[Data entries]

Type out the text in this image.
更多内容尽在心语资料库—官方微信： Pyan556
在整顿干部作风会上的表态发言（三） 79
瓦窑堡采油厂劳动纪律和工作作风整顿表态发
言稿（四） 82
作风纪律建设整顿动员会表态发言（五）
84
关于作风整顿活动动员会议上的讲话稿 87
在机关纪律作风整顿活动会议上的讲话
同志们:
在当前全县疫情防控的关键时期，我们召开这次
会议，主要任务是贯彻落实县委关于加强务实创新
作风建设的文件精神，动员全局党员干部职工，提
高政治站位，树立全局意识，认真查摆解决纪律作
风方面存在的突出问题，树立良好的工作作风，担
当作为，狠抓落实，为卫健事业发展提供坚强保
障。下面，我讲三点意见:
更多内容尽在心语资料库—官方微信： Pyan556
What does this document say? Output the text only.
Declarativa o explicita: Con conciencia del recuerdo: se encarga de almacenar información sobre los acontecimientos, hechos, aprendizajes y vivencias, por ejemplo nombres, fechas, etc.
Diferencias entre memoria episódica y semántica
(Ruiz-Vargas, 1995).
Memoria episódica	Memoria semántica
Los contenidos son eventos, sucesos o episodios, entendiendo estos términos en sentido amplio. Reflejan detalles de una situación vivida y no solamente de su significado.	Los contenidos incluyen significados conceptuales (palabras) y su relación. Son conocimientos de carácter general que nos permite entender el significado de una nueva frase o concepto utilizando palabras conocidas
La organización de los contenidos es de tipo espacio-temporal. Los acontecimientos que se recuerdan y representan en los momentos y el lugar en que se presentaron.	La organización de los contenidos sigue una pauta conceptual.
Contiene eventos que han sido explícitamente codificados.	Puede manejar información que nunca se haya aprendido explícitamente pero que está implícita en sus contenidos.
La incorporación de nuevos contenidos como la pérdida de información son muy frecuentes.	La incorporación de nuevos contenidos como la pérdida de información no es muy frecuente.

» WORK REQUIRED
Please quote the data above in full, with no line missing.

» WRITTEN REPLY
Type out the text in this image.
更多内容尽在心语资料库—官方微信： Pyan556
在整顿干部作风会上的表态发言（三） 79
瓦窑堡采油厂劳动纪律和工作作风整顿表态发
言稿（四） 82
作风纪律建设整顿动员会表态发言（五）
84
关于作风整顿活动动员会议上的讲话稿 87
在机关纪律作风整顿活动会议上的讲话
同志们:
在当前全县疫情防控的关键时期，我们召开这次
会议，主要任务是贯彻落实县委关于加强务实创新
作风建设的文件精神，动员全局党员干部职工，提
高政治站位，树立全局意识，认真查摆解决纪律作
风方面存在的突出问题，树立良好的工作作风，担
当作为，狠抓落实，为卫健事业发展提供坚强保
障。下面，我讲三点意见:
更多内容尽在心语资料库—官方微信： Pyan556
What does this document say? Output the text only.
Declarativa o explicita: Con conciencia del recuerdo: se encarga de almacenar información sobre los acontecimientos, hechos, aprendizajes y vivencias, por ejemplo nombres, fechas, etc.
Diferencias entre memoria episódica y semántica
(Ruiz-Vargas, 1995).
Memoria episódica	Memoria semántica
Los contenidos son eventos, sucesos o episodios, entendiendo estos términos en sentido amplio. Reflejan detalles de una situación vivida y no solamente de su significado.	Los contenidos incluyen significados conceptuales (palabras) y su relación. Son conocimientos de carácter general que nos permite entender el significado de una nueva frase o concepto utilizando palabras conocidas
La organización de los contenidos es de tipo espacio-temporal. Los acontecimientos que se recuerdan y representan en los momentos y el lugar en que se presentaron.	La organización de los contenidos sigue una pauta conceptual.
Contiene eventos que han sido explícitamente codificados.	Puede manejar información que nunca se haya aprendido explícitamente pero que está implícita en sus contenidos.
La incorporación de nuevos contenidos como la pérdida de información son muy frecuentes.	La incorporación de nuevos contenidos como la pérdida de información no es muy frecuente.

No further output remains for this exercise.